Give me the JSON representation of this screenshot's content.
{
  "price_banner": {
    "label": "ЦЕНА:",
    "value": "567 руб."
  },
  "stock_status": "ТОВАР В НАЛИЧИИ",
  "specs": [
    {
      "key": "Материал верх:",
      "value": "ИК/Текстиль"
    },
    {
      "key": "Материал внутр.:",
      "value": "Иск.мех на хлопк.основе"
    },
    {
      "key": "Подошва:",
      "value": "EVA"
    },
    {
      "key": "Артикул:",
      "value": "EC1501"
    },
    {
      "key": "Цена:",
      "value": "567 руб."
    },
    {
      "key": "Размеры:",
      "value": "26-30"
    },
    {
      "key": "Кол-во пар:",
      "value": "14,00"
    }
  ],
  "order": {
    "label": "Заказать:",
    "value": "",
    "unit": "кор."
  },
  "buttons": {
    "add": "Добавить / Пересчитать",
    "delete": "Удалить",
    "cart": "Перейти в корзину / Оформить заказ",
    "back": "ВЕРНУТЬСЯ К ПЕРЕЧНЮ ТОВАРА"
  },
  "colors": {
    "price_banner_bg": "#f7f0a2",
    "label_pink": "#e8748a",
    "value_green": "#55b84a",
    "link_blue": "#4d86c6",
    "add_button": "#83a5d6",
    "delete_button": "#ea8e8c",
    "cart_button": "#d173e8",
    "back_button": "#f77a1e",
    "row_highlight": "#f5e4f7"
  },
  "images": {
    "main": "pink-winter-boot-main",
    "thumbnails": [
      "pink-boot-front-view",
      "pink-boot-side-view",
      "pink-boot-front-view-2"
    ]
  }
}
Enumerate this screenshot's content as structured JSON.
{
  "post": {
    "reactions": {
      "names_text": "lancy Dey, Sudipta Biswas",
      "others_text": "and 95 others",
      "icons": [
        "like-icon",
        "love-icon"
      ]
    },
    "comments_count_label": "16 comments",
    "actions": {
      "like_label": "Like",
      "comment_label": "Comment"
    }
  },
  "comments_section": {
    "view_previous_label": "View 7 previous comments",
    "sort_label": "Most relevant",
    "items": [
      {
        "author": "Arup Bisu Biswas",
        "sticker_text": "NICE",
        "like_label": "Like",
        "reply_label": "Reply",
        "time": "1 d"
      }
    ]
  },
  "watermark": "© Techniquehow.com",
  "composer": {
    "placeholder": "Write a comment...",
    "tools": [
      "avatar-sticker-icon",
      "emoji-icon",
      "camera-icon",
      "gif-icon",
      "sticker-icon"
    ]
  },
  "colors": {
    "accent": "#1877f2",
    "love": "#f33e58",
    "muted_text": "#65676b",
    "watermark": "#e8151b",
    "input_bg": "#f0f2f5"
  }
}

══════

--- Work instructions ---
Recopy the whole listing exactly.

--- Solution for this task ---
Give me the JSON representation of this screenshot's content.
{
  "price_banner": {
    "label": "ЦЕНА:",
    "value": "567 руб."
  },
  "stock_status": "ТОВАР В НАЛИЧИИ",
  "specs": [
    {
      "key": "Материал верх:",
      "value": "ИК/Текстиль"
    },
    {
      "key": "Материал внутр.:",
      "value": "Иск.мех на хлопк.основе"
    },
    {
      "key": "Подошва:",
      "value": "EVA"
    },
    {
      "key": "Артикул:",
      "value": "EC1501"
    },
    {
      "key": "Цена:",
      "value": "567 руб."
    },
    {
      "key": "Размеры:",
      "value": "26-30"
    },
    {
      "key": "Кол-во пар:",
      "value": "14,00"
    }
  ],
  "order": {
    "label": "Заказать:",
    "value": "",
    "unit": "кор."
  },
  "buttons": {
    "add": "Добавить / Пересчитать",
    "delete": "Удалить",
    "cart": "Перейти в корзину / Оформить заказ",
    "back": "ВЕРНУТЬСЯ К ПЕРЕЧНЮ ТОВАРА"
  },
  "colors": {
    "price_banner_bg": "#f7f0a2",
    "label_pink": "#e8748a",
    "value_green": "#55b84a",
    "link_blue": "#4d86c6",
    "add_button": "#83a5d6",
    "delete_button": "#ea8e8c",
    "cart_button": "#d173e8",
    "back_button": "#f77a1e",
    "row_highlight": "#f5e4f7"
  },
  "images": {
    "main": "pink-winter-boot-main",
    "thumbnails": [
      "pink-boot-front-view",
      "pink-boot-side-view",
      "pink-boot-front-view-2"
    ]
  }
}
Enumerate this screenshot's content as structured JSON.
{
  "post": {
    "reactions": {
      "names_text": "lancy Dey, Sudipta Biswas",
      "others_text": "and 95 others",
      "icons": [
        "like-icon",
        "love-icon"
      ]
    },
    "comments_count_label": "16 comments",
    "actions": {
      "like_label": "Like",
      "comment_label": "Comment"
    }
  },
  "comments_section": {
    "view_previous_label": "View 7 previous comments",
    "sort_label": "Most relevant",
    "items": [
      {
        "author": "Arup Bisu Biswas",
        "sticker_text": "NICE",
        "like_label": "Like",
        "reply_label": "Reply",
        "time": "1 d"
      }
    ]
  },
  "watermark": "© Techniquehow.com",
  "composer": {
    "placeholder": "Write a comment...",
    "tools": [
      "avatar-sticker-icon",
      "emoji-icon",
      "camera-icon",
      "gif-icon",
      "sticker-icon"
    ]
  },
  "colors": {
    "accent": "#1877f2",
    "love": "#f33e58",
    "muted_text": "#65676b",
    "watermark": "#e8151b",
    "input_bg": "#f0f2f5"
  }
}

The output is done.